Work out how many lines of the data hold the string "številka", and reply with that number alone.

§ **Input records**

((

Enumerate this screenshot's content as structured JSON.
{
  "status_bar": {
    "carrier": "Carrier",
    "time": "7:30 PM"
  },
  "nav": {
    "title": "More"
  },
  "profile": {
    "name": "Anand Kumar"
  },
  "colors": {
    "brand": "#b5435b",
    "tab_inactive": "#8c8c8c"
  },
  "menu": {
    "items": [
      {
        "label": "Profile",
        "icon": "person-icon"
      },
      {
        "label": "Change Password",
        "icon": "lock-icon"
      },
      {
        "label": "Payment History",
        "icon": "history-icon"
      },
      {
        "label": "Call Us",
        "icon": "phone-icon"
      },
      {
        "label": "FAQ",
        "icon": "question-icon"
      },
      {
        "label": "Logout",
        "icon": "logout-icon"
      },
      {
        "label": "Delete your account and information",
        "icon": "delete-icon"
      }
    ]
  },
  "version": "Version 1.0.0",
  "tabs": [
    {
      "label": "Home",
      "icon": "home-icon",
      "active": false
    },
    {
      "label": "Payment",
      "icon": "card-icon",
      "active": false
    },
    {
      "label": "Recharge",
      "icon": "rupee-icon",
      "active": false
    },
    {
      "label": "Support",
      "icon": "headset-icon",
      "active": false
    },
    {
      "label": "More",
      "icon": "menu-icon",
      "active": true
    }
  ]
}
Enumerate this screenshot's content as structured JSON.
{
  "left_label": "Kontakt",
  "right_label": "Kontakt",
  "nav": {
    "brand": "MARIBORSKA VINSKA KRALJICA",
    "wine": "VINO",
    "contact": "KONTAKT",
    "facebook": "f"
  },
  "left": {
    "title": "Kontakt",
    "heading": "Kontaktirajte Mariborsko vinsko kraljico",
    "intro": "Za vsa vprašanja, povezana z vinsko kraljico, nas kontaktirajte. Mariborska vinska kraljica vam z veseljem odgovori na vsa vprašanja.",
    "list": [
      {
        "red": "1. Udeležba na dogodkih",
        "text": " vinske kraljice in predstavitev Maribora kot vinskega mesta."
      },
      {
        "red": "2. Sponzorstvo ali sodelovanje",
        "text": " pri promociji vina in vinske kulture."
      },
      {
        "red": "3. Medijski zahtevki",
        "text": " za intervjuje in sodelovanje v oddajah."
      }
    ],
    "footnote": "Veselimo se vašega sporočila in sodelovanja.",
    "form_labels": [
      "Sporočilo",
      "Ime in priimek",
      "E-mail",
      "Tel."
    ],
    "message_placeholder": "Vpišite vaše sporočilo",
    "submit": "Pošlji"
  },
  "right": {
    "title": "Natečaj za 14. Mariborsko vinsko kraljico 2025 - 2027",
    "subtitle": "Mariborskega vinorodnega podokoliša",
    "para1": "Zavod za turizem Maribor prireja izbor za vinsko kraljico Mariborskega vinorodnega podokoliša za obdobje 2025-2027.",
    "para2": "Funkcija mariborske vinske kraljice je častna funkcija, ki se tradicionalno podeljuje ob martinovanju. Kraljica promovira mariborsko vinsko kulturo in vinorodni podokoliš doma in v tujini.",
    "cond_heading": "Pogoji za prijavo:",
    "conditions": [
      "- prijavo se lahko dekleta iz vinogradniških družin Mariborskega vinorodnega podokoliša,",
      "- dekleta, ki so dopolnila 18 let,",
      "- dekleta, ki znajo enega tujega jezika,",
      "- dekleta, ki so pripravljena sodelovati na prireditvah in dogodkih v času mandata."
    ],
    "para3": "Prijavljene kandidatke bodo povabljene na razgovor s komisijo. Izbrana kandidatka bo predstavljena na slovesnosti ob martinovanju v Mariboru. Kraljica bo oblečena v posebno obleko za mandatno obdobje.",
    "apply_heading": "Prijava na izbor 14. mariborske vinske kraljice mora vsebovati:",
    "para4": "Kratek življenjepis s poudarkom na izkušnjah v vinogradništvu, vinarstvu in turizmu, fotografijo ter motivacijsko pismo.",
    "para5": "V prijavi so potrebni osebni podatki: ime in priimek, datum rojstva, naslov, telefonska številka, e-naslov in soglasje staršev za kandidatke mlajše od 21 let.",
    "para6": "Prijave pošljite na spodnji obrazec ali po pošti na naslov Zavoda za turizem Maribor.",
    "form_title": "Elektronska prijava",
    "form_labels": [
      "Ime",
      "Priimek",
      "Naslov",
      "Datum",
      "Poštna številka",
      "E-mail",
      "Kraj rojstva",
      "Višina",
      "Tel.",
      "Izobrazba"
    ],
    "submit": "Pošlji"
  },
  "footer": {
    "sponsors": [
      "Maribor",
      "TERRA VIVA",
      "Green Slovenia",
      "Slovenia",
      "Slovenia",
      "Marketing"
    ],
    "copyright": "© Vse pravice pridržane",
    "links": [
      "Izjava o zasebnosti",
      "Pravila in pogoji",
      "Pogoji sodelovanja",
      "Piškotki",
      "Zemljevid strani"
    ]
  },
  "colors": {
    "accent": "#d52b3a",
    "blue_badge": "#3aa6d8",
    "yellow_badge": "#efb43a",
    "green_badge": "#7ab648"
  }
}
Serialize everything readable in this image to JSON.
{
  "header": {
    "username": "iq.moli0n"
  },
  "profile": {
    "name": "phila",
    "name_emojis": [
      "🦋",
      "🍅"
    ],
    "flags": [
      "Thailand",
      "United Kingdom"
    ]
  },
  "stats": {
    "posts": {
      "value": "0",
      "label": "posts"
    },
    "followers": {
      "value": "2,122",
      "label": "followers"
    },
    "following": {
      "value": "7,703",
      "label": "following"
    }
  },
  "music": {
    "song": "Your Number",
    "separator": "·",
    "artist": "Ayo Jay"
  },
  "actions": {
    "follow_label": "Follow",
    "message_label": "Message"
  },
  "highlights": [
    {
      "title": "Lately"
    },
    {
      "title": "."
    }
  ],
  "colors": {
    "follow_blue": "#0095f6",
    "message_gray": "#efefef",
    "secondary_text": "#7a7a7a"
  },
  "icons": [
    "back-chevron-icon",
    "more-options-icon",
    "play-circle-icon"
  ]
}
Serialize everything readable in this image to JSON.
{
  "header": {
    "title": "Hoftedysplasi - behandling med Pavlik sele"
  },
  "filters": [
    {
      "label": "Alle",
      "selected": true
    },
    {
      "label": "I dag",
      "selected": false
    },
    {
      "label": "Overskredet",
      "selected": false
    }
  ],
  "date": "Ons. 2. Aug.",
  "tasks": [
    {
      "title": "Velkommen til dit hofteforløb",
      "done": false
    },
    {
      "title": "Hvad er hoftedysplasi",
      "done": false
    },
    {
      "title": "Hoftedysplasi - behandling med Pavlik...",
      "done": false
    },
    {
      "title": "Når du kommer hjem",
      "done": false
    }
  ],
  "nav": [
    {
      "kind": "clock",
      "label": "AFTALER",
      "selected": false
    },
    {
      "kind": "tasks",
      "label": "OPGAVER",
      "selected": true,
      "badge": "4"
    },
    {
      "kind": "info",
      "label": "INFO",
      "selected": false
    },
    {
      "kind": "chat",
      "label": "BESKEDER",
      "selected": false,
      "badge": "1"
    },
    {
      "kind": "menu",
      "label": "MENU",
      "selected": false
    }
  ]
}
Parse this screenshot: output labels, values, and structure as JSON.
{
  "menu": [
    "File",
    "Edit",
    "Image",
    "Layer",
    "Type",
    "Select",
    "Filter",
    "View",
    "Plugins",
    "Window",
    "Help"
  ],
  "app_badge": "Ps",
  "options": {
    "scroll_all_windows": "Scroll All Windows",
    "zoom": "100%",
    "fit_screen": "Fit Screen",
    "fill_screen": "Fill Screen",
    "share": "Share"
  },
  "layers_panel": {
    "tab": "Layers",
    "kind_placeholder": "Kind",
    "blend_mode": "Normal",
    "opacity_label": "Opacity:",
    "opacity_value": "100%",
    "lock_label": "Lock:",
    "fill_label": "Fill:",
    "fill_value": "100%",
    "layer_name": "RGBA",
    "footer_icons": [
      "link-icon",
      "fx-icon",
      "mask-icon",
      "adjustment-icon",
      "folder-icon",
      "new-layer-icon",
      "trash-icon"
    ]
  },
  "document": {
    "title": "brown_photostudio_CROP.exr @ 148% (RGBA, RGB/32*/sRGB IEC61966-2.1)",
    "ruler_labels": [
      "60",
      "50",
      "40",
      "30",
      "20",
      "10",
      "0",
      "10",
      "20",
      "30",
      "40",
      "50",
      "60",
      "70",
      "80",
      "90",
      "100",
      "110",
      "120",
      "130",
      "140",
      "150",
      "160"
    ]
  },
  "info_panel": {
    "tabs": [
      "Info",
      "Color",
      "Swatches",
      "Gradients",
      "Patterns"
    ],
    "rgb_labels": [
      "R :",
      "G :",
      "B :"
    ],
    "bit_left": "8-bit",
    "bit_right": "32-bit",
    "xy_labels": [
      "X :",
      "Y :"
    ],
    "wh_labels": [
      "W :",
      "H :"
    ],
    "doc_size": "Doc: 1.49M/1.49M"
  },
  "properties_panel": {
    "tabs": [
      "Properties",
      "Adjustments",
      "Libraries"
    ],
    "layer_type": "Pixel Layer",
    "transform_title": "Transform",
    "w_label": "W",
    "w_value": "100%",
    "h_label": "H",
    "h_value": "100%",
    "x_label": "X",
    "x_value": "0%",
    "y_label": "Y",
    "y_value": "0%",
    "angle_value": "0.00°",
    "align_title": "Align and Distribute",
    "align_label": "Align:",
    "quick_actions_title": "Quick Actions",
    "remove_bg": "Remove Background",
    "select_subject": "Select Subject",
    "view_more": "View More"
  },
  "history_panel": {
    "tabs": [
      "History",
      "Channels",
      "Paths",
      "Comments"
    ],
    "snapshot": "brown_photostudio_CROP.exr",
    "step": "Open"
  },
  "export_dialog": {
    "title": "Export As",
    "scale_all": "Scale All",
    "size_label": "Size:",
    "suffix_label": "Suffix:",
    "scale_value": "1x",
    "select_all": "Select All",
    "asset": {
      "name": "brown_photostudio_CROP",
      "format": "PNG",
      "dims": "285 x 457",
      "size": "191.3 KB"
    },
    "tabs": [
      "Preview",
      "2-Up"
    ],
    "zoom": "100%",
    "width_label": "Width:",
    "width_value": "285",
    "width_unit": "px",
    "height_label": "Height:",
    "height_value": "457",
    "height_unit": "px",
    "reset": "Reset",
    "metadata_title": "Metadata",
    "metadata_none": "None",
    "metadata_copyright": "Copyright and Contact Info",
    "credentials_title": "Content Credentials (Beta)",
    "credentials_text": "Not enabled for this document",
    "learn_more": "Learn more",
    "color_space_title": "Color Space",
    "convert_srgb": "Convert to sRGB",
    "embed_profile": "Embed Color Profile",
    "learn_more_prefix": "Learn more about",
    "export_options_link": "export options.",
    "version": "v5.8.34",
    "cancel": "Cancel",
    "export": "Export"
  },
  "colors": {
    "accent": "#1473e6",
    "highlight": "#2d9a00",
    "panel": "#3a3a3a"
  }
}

))

§ **The output**
2